[Petit exercice 1] Recopie à l'identique les lignes des fiches, du tout début jusqu'à la ligne contenant « The first layer 18 is at (97, 188). », celle-ci comprise.

[Texte]
Que cette histoire soit anecdotique ou non, cet exemple montre que les stratégies de défense sont en constante mutation et que l’apparition d’armes autonomes dotées d’intelligence artificielle soulève des interrogations majeures. Ces avancées engendrent à la fois des fantasmes et des inquiétudes relatives à l’avenir de la guerre et à la rivalité entre grandes puissances. En septembre 2017, lors d’un discours prononcé à Moscou devant des étudiants, le président Vladimir Poutine déclarait ainsi que le pays qui serait en tête dans la recherche sur l’intelligence artificielle deviendrait le leader mondial.

[Petit exercice 2] Reproduis mot pour mot l'intégralité du texte sur les armes autonomes et l'intelligence artificielle.

[Fiches de départ]
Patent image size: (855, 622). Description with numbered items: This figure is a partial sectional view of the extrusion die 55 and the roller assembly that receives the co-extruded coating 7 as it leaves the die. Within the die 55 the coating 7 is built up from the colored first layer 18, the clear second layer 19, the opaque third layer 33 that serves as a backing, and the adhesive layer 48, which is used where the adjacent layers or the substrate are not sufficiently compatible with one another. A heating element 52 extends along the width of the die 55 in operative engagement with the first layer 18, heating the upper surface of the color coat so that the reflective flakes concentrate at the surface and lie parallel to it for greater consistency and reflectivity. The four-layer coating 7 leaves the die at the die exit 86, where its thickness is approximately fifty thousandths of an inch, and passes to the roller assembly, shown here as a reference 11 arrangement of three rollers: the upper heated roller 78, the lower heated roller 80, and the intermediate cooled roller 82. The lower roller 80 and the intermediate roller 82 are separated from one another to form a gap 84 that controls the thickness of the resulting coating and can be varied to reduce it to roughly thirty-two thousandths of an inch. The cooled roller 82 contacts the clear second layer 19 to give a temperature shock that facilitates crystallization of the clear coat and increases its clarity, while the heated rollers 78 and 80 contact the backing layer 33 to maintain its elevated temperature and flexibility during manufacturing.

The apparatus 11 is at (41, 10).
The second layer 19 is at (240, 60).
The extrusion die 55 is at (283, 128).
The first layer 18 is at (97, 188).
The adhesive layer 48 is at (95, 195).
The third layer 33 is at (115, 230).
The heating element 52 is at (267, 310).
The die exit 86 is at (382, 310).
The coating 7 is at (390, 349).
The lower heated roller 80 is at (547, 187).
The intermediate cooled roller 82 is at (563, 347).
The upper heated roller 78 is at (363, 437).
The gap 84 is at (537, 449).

[Résultat attendu 1]
Patent image size: (855, 622). Description with numbered items: This figure is a partial sectional view of the extrusion die 55 and the roller assembly that receives the co-extruded coating 7 as it leaves the die. Within the die 55 the coating 7 is built up from the colored first layer 18, the clear second layer 19, the opaque third layer 33 that serves as a backing, and the adhesive layer 48, which is used where the adjacent layers or the substrate are not sufficiently compatible with one another. A heating element 52 extends along the width of the die 55 in operative engagement with the first layer 18, heating the upper surface of the color coat so that the reflective flakes concentrate at the surface and lie parallel to it for greater consistency and reflectivity. The four-layer coating 7 leaves the die at the die exit 86, where its thickness is approximately fifty thousandths of an inch, and passes to the roller assembly, shown here as a reference 11 arrangement of three rollers: the upper heated roller 78, the lower heated roller 80, and the intermediate cooled roller 82. The lower roller 80 and the intermediate roller 82 are separated from one another to form a gap 84 that controls the thickness of the resulting coating and can be varied to reduce it to roughly thirty-two thousandths of an inch. The cooled roller 82 contacts the clear second layer 19 to give a temperature shock that facilitates crystallization of the clear coat and increases its clarity, while the heated rollers 78 and 80 contact the backing layer 33 to maintain its elevated temperature and flexibility during manufacturing.

The apparatus 11 is at (41, 10).
The second layer 19 is at (240, 60).
The extrusion die 55 is at (283, 128).
The first layer 18 is at (97, 188).

[Résultat attendu 2]
Que cette histoire soit anecdotique ou non, cet exemple montre que les stratégies de défense sont en constante mutation et que l’apparition d’armes autonomes dotées d’intelligence artificielle soulève des interrogations majeures. Ces avancées engendrent à la fois des fantasmes et des inquiétudes relatives à l’avenir de la guerre et à la rivalité entre grandes puissances. En septembre 2017, lors d’un discours prononcé à Moscou devant des étudiants, le président Vladimir Poutine déclarait ainsi que le pays qui serait en tête dans la recherche sur l’intelligence artificielle deviendrait le leader mondial.